**Job**.
Copy every entry word for word, but skip the pictures.
-- Start of Exercise data --
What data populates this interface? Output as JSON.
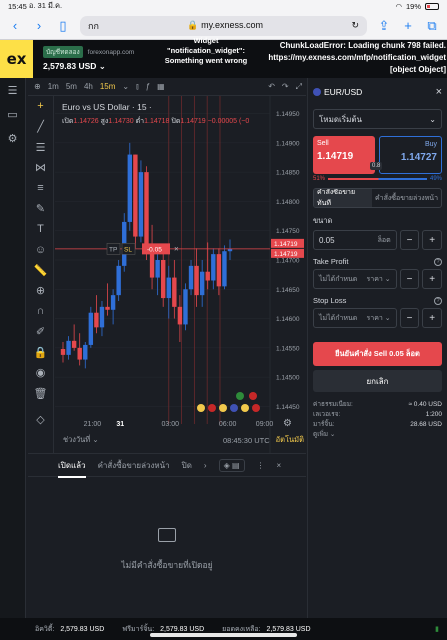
{
  "status": {
    "time": "15:45",
    "date": "อ. 31 มี.ค.",
    "battery": "19%"
  },
  "browser": {
    "back_icon": "chevron-left-icon",
    "forward_icon": "chevron-right-icon",
    "tab_text": "กก",
    "url": "my.exness.com"
  },
  "header": {
    "account_badge": "บัญชีทดลอง",
    "account_host": "forexonapp.com",
    "balance": "2,579.83 USD",
    "error_widget": "Widget \"notification_widget\": Something went wrong",
    "error_chunk": "ChunkLoadError: Loading chunk 798 failed. https://my.exness.com/mfp/notification_widget [object Object]"
  },
  "toolbar": {
    "timeframes": [
      "1m",
      "5m",
      "4h",
      "15m"
    ],
    "active_timeframe": "15m"
  },
  "chart_data": {
    "type": "candlestick",
    "title": "Euro vs US Dollar · 15 ·",
    "ohlc_label": {
      "o": "1.14726",
      "h": "1.14730",
      "l": "1.14718",
      "c": "1.14719",
      "chg": "−0.00005 (−0"
    },
    "labels_prefix": {
      "o": "เปิด",
      "h": "สูง",
      "l": "ต่ำ",
      "c": "ปิด"
    },
    "y_ticks": [
      "1.14950",
      "1.14900",
      "1.14850",
      "1.14800",
      "1.14750",
      "1.14700",
      "1.14650",
      "1.14600",
      "1.14550",
      "1.14500",
      "1.14450"
    ],
    "y_range": [
      1.1442,
      1.1498
    ],
    "x_ticks": [
      "21:00",
      "31",
      "03:00",
      "06:00",
      "09:00"
    ],
    "price_label": "1.14719",
    "price_label2": "1.14719",
    "position_bar": {
      "tp": "TP",
      "sl": "SL",
      "pnl": "-0.05"
    },
    "candles": [
      [
        1.14548,
        1.1456,
        1.14525,
        1.14538
      ],
      [
        1.14538,
        1.1457,
        1.1453,
        1.14562
      ],
      [
        1.14562,
        1.1459,
        1.14545,
        1.1455
      ],
      [
        1.1455,
        1.14575,
        1.1452,
        1.1453
      ],
      [
        1.1453,
        1.1456,
        1.14515,
        1.14555
      ],
      [
        1.14555,
        1.1462,
        1.1455,
        1.1461
      ],
      [
        1.1461,
        1.1464,
        1.14575,
        1.14585
      ],
      [
        1.14585,
        1.1463,
        1.1457,
        1.1462
      ],
      [
        1.1462,
        1.1466,
        1.14605,
        1.14615
      ],
      [
        1.14615,
        1.1465,
        1.1459,
        1.1464
      ],
      [
        1.1464,
        1.147,
        1.1463,
        1.1469
      ],
      [
        1.1469,
        1.1478,
        1.1468,
        1.14765
      ],
      [
        1.14765,
        1.149,
        1.1475,
        1.1488
      ],
      [
        1.1488,
        1.1488,
        1.1472,
        1.1474
      ],
      [
        1.1474,
        1.1487,
        1.1473,
        1.1485
      ],
      [
        1.1485,
        1.1486,
        1.147,
        1.1472
      ],
      [
        1.1472,
        1.1476,
        1.1465,
        1.1467
      ],
      [
        1.1467,
        1.1472,
        1.1464,
        1.147
      ],
      [
        1.147,
        1.1471,
        1.1462,
        1.14635
      ],
      [
        1.14635,
        1.1469,
        1.146,
        1.1467
      ],
      [
        1.1467,
        1.147,
        1.146,
        1.1462
      ],
      [
        1.1462,
        1.1464,
        1.1456,
        1.1459
      ],
      [
        1.1459,
        1.1466,
        1.1458,
        1.1465
      ],
      [
        1.1465,
        1.147,
        1.1464,
        1.1469
      ],
      [
        1.1469,
        1.1472,
        1.1462,
        1.1464
      ],
      [
        1.1464,
        1.147,
        1.1462,
        1.1468
      ],
      [
        1.1468,
        1.1473,
        1.1465,
        1.14665
      ],
      [
        1.14665,
        1.1472,
        1.1465,
        1.1471
      ],
      [
        1.1471,
        1.1472,
        1.1464,
        1.14655
      ],
      [
        1.14655,
        1.14725,
        1.1465,
        1.14715
      ],
      [
        1.14715,
        1.14735,
        1.147,
        1.14719
      ]
    ]
  },
  "range_bar": {
    "range_label": "ช่วงวันที่",
    "time": "08:45:30 UTC",
    "auto": "อัตโนมัติ"
  },
  "orders": {
    "tabs": [
      "เปิดแล้ว",
      "คำสั่งซื้อขายล่วงหน้า",
      "ปิด"
    ],
    "empty_text": "ไม่มีคำสั่งซื้อขายที่เปิดอยู่"
  },
  "side": {
    "symbol": "EUR/USD",
    "mode": "โหมดเริ่มต้น",
    "sell_label": "Sell",
    "sell_price": "1.14719",
    "spread": "0.8",
    "buy_label": "Buy",
    "buy_price": "1.14727",
    "pct_sell": "51%",
    "pct_buy": "49%",
    "order_tab_market": "คำสั่งซื้อขายทันที",
    "order_tab_pending": "คำสั่งซื้อขายล่วงหน้า",
    "volume_label": "ขนาด",
    "volume": "0.05",
    "volume_unit": "ล็อต",
    "tp_label": "Take Profit",
    "tp_value": "ไม่ได้กำหนด",
    "tp_unit": "ราคา",
    "sl_label": "Stop Loss",
    "sl_value": "ไม่ได้กำหนด",
    "sl_unit": "ราคา",
    "confirm": "ยืนยันคำสั่ง Sell 0.05 ล็อต",
    "cancel": "ยกเลิก",
    "fee_label": "ค่าธรรมเนียม:",
    "fee_value": "≈ 0.40 USD",
    "leverage_label": "เลเวอเรจ:",
    "leverage_value": "1:200",
    "margin_label": "มาร์จิ้น:",
    "margin_value": "28.68 USD",
    "more": "ดูเพิ่ม"
  },
  "footer": {
    "equity_label": "อิควิตี้:",
    "equity": "2,579.83 USD",
    "free_margin_label": "ฟรีมาร์จิ้น:",
    "free_margin": "2,579.83 USD",
    "balance_label": "ยอดคงเหลือ:",
    "balance": "2,579.83 USD"
  },
  "colors": {
    "bull": "#2f6fd8",
    "bear": "#e5484d",
    "accent": "#f2c94c"
  }
}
-- End of Exercise data --
**Response**.
What data populates this interface? Output as JSON.
{
  "status": {
    "time": "15:45",
    "date": "อ. 31 มี.ค.",
    "battery": "19%"
  },
  "browser": {
    "back_icon": "chevron-left-icon",
    "forward_icon": "chevron-right-icon",
    "tab_text": "กก",
    "url": "my.exness.com"
  },
  "header": {
    "account_badge": "บัญชีทดลอง",
    "account_host": "forexonapp.com",
    "balance": "2,579.83 USD",
    "error_widget": "Widget \"notification_widget\": Something went wrong",
    "error_chunk": "ChunkLoadError: Loading chunk 798 failed. https://my.exness.com/mfp/notification_widget [object Object]"
  },
  "toolbar": {
    "timeframes": [
      "1m",
      "5m",
      "4h",
      "15m"
    ],
    "active_timeframe": "15m"
  },
  "chart_data": {
    "type": "candlestick",
    "title": "Euro vs US Dollar · 15 ·",
    "ohlc_label": {
      "o": "1.14726",
      "h": "1.14730",
      "l": "1.14718",
      "c": "1.14719",
      "chg": "−0.00005 (−0"
    },
    "labels_prefix": {
      "o": "เปิด",
      "h": "สูง",
      "l": "ต่ำ",
      "c": "ปิด"
    },
    "y_ticks": [
      "1.14950",
      "1.14900",
      "1.14850",
      "1.14800",
      "1.14750",
      "1.14700",
      "1.14650",
      "1.14600",
      "1.14550",
      "1.14500",
      "1.14450"
    ],
    "y_range": [
      1.1442,
      1.1498
    ],
    "x_ticks": [
      "21:00",
      "31",
      "03:00",
      "06:00",
      "09:00"
    ],
    "price_label": "1.14719",
    "price_label2": "1.14719",
    "position_bar": {
      "tp": "TP",
      "sl": "SL",
      "pnl": "-0.05"
    },
    "candles": [
      [
        1.14548,
        1.1456,
        1.14525,
        1.14538
      ],
      [
        1.14538,
        1.1457,
        1.1453,
        1.14562
      ],
      [
        1.14562,
        1.1459,
        1.14545,
        1.1455
      ],
      [
        1.1455,
        1.14575,
        1.1452,
        1.1453
      ],
      [
        1.1453,
        1.1456,
        1.14515,
        1.14555
      ],
      [
        1.14555,
        1.1462,
        1.1455,
        1.1461
      ],
      [
        1.1461,
        1.1464,
        1.14575,
        1.14585
      ],
      [
        1.14585,
        1.1463,
        1.1457,
        1.1462
      ],
      [
        1.1462,
        1.1466,
        1.14605,
        1.14615
      ],
      [
        1.14615,
        1.1465,
        1.1459,
        1.1464
      ],
      [
        1.1464,
        1.147,
        1.1463,
        1.1469
      ],
      [
        1.1469,
        1.1478,
        1.1468,
        1.14765
      ],
      [
        1.14765,
        1.149,
        1.1475,
        1.1488
      ],
      [
        1.1488,
        1.1488,
        1.1472,
        1.1474
      ],
      [
        1.1474,
        1.1487,
        1.1473,
        1.1485
      ],
      [
        1.1485,
        1.1486,
        1.147,
        1.1472
      ],
      [
        1.1472,
        1.1476,
        1.1465,
        1.1467
      ],
      [
        1.1467,
        1.1472,
        1.1464,
        1.147
      ],
      [
        1.147,
        1.1471,
        1.1462,
        1.14635
      ],
      [
        1.14635,
        1.1469,
        1.146,
        1.1467
      ],
      [
        1.1467,
        1.147,
        1.146,
        1.1462
      ],
      [
        1.1462,
        1.1464,
        1.1456,
        1.1459
      ],
      [
        1.1459,
        1.1466,
        1.1458,
        1.1465
      ],
      [
        1.1465,
        1.147,
        1.1464,
        1.1469
      ],
      [
        1.1469,
        1.1472,
        1.1462,
        1.1464
      ],
      [
        1.1464,
        1.147,
        1.1462,
        1.1468
      ],
      [
        1.1468,
        1.1473,
        1.1465,
        1.14665
      ],
      [
        1.14665,
        1.1472,
        1.1465,
        1.1471
      ],
      [
        1.1471,
        1.1472,
        1.1464,
        1.14655
      ],
      [
        1.14655,
        1.14725,
        1.1465,
        1.14715
      ],
      [
        1.14715,
        1.14735,
        1.147,
        1.14719
      ]
    ]
  },
  "range_bar": {
    "range_label": "ช่วงวันที่",
    "time": "08:45:30 UTC",
    "auto": "อัตโนมัติ"
  },
  "orders": {
    "tabs": [
      "เปิดแล้ว",
      "คำสั่งซื้อขายล่วงหน้า",
      "ปิด"
    ],
    "empty_text": "ไม่มีคำสั่งซื้อขายที่เปิดอยู่"
  },
  "side": {
    "symbol": "EUR/USD",
    "mode": "โหมดเริ่มต้น",
    "sell_label": "Sell",
    "sell_price": "1.14719",
    "spread": "0.8",
    "buy_label": "Buy",
    "buy_price": "1.14727",
    "pct_sell": "51%",
    "pct_buy": "49%",
    "order_tab_market": "คำสั่งซื้อขายทันที",
    "order_tab_pending": "คำสั่งซื้อขายล่วงหน้า",
    "volume_label": "ขนาด",
    "volume": "0.05",
    "volume_unit": "ล็อต",
    "tp_label": "Take Profit",
    "tp_value": "ไม่ได้กำหนด",
    "tp_unit": "ราคา",
    "sl_label": "Stop Loss",
    "sl_value": "ไม่ได้กำหนด",
    "sl_unit": "ราคา",
    "confirm": "ยืนยันคำสั่ง Sell 0.05 ล็อต",
    "cancel": "ยกเลิก",
    "fee_label": "ค่าธรรมเนียม:",
    "fee_value": "≈ 0.40 USD",
    "leverage_label": "เลเวอเรจ:",
    "leverage_value": "1:200",
    "margin_label": "มาร์จิ้น:",
    "margin_value": "28.68 USD",
    "more": "ดูเพิ่ม"
  },
  "footer": {
    "equity_label": "อิควิตี้:",
    "equity": "2,579.83 USD",
    "free_margin_label": "ฟรีมาร์จิ้น:",
    "free_margin": "2,579.83 USD",
    "balance_label": "ยอดคงเหลือ:",
    "balance": "2,579.83 USD"
  },
  "colors": {
    "bull": "#2f6fd8",
    "bear": "#e5484d",
    "accent": "#f2c94c"
  }
}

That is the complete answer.